What the task asks:
Repeat the records below word for word, from the line with "svg-text:04/07/2018: 04/07/2018 <box>367" to the line with "svg-text:27/03/2014: 27/03/2014 <box>33", including both of those lines. Give nothing else.
==*==
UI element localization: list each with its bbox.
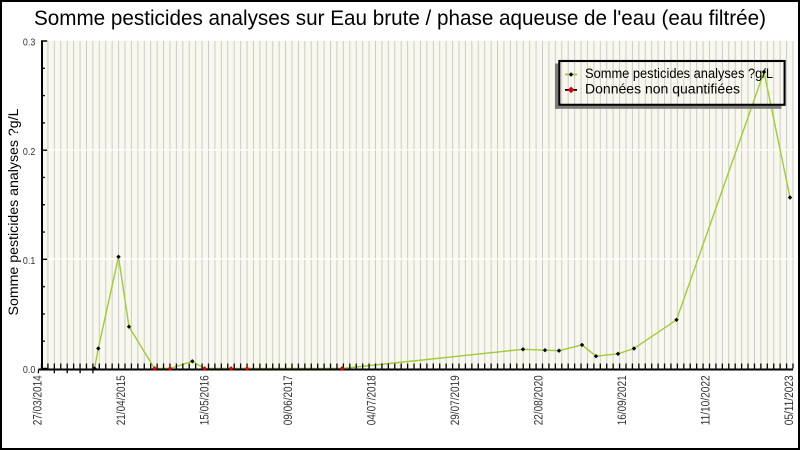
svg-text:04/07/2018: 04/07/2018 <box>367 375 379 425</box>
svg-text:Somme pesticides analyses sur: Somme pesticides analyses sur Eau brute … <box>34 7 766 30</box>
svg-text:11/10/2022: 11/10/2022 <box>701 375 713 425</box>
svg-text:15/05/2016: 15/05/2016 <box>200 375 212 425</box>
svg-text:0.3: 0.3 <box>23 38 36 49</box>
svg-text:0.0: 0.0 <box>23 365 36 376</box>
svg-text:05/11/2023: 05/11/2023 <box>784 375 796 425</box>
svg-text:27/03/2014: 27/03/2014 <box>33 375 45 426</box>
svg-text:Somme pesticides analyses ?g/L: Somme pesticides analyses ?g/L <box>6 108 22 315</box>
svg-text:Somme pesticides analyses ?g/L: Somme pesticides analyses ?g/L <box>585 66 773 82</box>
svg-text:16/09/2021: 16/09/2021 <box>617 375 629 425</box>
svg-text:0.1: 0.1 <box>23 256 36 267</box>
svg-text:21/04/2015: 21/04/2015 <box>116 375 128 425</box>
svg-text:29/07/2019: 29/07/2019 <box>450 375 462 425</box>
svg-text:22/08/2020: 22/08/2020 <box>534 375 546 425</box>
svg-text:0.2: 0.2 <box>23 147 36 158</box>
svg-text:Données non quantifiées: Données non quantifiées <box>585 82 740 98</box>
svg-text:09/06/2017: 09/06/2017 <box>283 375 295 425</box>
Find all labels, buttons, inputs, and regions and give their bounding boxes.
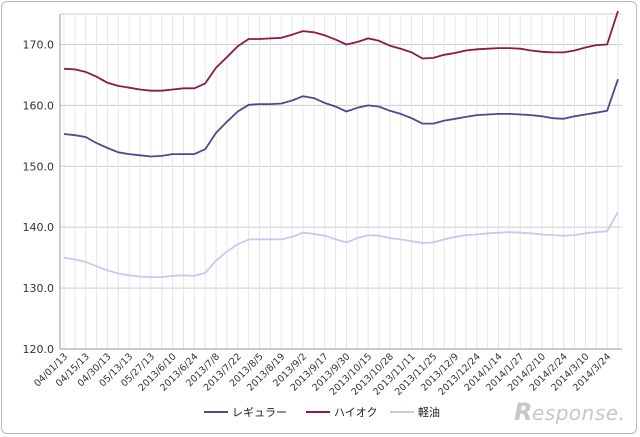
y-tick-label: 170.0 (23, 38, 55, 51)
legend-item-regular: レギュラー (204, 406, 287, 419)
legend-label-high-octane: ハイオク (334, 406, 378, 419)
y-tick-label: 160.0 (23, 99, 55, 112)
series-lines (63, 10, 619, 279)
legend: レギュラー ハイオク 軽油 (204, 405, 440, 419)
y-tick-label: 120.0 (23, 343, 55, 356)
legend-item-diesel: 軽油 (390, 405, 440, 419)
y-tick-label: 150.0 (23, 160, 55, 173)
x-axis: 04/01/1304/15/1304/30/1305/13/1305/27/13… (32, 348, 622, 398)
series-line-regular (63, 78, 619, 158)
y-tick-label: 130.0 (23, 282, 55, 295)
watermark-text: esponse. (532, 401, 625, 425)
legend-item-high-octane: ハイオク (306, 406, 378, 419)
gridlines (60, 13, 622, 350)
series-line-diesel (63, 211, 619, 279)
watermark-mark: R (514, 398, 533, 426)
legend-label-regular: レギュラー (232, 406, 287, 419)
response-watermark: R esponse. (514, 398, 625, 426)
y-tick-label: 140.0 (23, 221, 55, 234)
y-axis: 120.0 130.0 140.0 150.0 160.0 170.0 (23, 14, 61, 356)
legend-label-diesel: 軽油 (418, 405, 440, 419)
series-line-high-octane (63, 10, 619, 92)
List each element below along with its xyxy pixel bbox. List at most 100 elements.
==*==
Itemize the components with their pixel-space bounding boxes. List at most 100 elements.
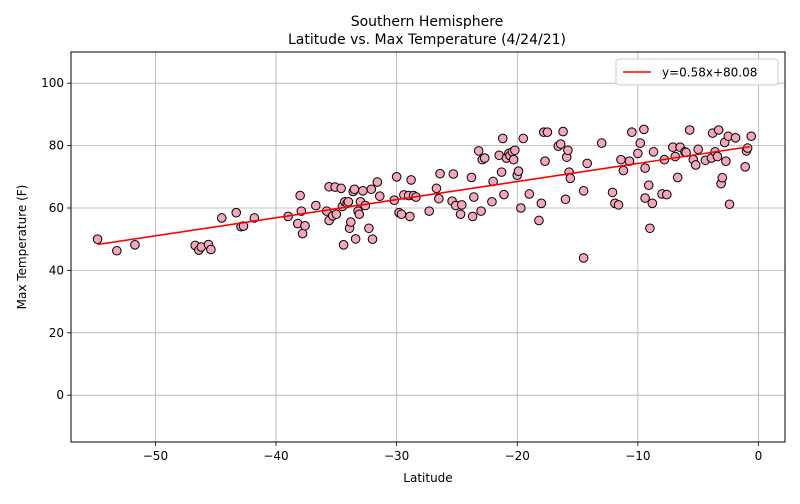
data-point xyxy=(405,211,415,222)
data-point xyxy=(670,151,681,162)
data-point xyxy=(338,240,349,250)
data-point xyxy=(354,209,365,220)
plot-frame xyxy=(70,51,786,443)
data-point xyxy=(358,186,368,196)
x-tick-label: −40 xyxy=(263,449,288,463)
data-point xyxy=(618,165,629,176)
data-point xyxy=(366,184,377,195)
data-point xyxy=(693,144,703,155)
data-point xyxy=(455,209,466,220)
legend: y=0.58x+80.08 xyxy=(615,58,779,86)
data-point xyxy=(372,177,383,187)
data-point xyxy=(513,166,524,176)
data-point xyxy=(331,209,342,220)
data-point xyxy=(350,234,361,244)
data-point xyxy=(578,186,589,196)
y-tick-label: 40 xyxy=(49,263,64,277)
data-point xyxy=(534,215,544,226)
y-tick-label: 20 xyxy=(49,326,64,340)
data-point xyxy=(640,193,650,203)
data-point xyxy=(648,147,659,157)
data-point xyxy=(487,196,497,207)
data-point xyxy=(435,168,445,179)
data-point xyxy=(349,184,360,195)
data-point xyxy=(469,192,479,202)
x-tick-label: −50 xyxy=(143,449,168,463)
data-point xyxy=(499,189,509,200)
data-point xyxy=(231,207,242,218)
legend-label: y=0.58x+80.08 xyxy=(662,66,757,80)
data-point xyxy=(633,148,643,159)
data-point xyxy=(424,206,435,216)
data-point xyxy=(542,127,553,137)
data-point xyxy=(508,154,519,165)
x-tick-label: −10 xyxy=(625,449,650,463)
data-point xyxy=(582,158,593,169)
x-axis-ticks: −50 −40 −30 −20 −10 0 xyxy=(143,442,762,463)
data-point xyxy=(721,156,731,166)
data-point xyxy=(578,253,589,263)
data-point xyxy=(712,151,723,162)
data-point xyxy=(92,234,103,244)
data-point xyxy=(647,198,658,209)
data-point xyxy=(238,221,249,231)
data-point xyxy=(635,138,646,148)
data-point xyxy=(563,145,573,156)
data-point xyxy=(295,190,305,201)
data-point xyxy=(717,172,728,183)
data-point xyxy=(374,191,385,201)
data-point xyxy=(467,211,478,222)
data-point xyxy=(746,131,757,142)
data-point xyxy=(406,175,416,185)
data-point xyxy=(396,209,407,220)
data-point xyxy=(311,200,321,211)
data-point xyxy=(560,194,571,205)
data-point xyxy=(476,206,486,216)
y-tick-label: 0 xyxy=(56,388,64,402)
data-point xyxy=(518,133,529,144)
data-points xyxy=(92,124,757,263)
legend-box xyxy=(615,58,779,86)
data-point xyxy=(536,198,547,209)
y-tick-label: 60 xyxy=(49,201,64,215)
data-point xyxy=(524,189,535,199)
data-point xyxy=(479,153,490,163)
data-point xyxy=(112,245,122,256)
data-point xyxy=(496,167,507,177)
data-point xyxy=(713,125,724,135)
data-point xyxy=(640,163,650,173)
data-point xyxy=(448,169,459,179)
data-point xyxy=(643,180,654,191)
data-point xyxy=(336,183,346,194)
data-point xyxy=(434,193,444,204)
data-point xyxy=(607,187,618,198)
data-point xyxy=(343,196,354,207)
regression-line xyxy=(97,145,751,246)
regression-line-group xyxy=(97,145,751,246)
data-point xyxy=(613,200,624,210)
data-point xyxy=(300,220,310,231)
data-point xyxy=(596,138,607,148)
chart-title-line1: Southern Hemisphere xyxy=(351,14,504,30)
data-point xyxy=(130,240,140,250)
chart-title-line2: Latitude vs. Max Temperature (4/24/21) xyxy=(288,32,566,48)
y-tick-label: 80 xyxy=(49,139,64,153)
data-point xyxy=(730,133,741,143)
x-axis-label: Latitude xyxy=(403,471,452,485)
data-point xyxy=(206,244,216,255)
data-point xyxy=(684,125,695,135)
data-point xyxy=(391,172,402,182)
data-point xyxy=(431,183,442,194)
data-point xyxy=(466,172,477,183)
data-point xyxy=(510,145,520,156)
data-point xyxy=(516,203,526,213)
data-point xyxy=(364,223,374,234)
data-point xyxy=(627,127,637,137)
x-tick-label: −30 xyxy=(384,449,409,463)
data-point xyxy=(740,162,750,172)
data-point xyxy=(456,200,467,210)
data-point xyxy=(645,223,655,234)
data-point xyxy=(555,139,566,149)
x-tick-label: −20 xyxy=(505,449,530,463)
==*==
Reply:
svg-text:04/07/2018: 04/07/2018 <box>367 375 379 425</box>
svg-text:Somme pesticides analyses sur: Somme pesticides analyses sur Eau brute … <box>34 7 766 30</box>
svg-text:11/10/2022: 11/10/2022 <box>701 375 713 425</box>
svg-text:15/05/2016: 15/05/2016 <box>200 375 212 425</box>
svg-text:0.3: 0.3 <box>23 38 36 49</box>
svg-text:0.0: 0.0 <box>23 365 36 376</box>
svg-text:05/11/2023: 05/11/2023 <box>784 375 796 425</box>
svg-text:27/03/2014: 27/03/2014 <box>33 375 45 426</box>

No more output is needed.